### Exercise requirements
Your copy of the material below should match it exactly, except that it holds no pictures.

Dataset excerpts
========

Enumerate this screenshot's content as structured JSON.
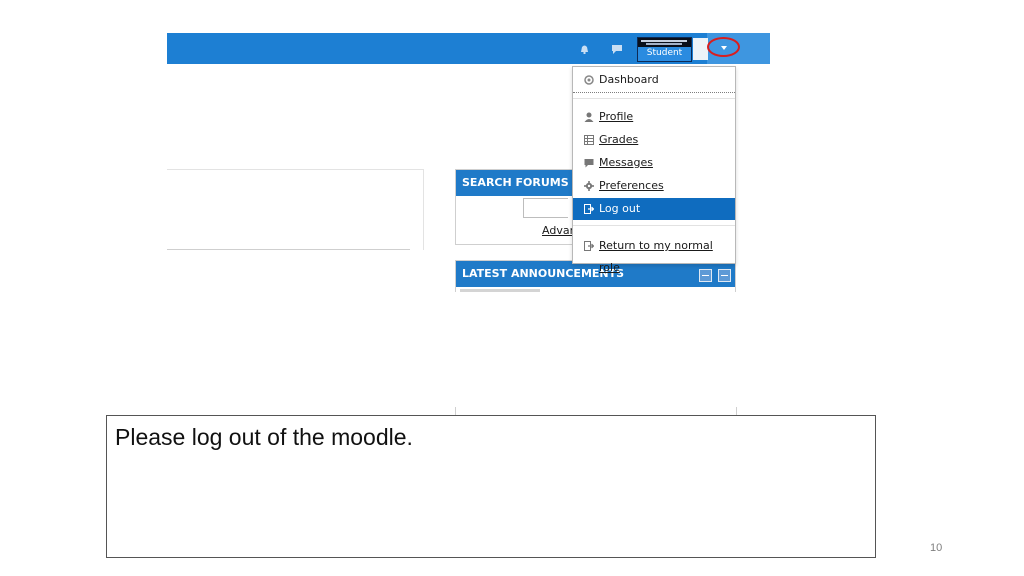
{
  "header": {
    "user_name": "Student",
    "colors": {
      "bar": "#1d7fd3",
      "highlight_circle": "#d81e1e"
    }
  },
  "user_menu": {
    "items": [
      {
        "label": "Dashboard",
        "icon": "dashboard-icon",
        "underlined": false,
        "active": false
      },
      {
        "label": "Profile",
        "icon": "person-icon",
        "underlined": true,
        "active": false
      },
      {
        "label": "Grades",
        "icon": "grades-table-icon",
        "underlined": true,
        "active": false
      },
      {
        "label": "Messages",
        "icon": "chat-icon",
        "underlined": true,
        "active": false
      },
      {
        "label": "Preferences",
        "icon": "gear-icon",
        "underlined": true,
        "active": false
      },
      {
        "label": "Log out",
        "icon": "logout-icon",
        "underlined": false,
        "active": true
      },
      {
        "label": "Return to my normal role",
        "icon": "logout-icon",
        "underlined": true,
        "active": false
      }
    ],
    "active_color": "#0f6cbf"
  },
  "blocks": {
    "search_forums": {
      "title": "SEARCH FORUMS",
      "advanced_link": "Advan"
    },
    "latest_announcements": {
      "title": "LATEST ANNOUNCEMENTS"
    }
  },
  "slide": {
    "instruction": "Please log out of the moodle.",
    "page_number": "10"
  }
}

========

### Task answer
Enumerate this screenshot's content as structured JSON.
{
  "header": {
    "user_name": "Student",
    "colors": {
      "bar": "#1d7fd3",
      "highlight_circle": "#d81e1e"
    }
  },
  "user_menu": {
    "items": [
      {
        "label": "Dashboard",
        "icon": "dashboard-icon",
        "underlined": false,
        "active": false
      },
      {
        "label": "Profile",
        "icon": "person-icon",
        "underlined": true,
        "active": false
      },
      {
        "label": "Grades",
        "icon": "grades-table-icon",
        "underlined": true,
        "active": false
      },
      {
        "label": "Messages",
        "icon": "chat-icon",
        "underlined": true,
        "active": false
      },
      {
        "label": "Preferences",
        "icon": "gear-icon",
        "underlined": true,
        "active": false
      },
      {
        "label": "Log out",
        "icon": "logout-icon",
        "underlined": false,
        "active": true
      },
      {
        "label": "Return to my normal role",
        "icon": "logout-icon",
        "underlined": true,
        "active": false
      }
    ],
    "active_color": "#0f6cbf"
  },
  "blocks": {
    "search_forums": {
      "title": "SEARCH FORUMS",
      "advanced_link": "Advan"
    },
    "latest_announcements": {
      "title": "LATEST ANNOUNCEMENTS"
    }
  },
  "slide": {
    "instruction": "Please log out of the moodle.",
    "page_number": "10"
  }
}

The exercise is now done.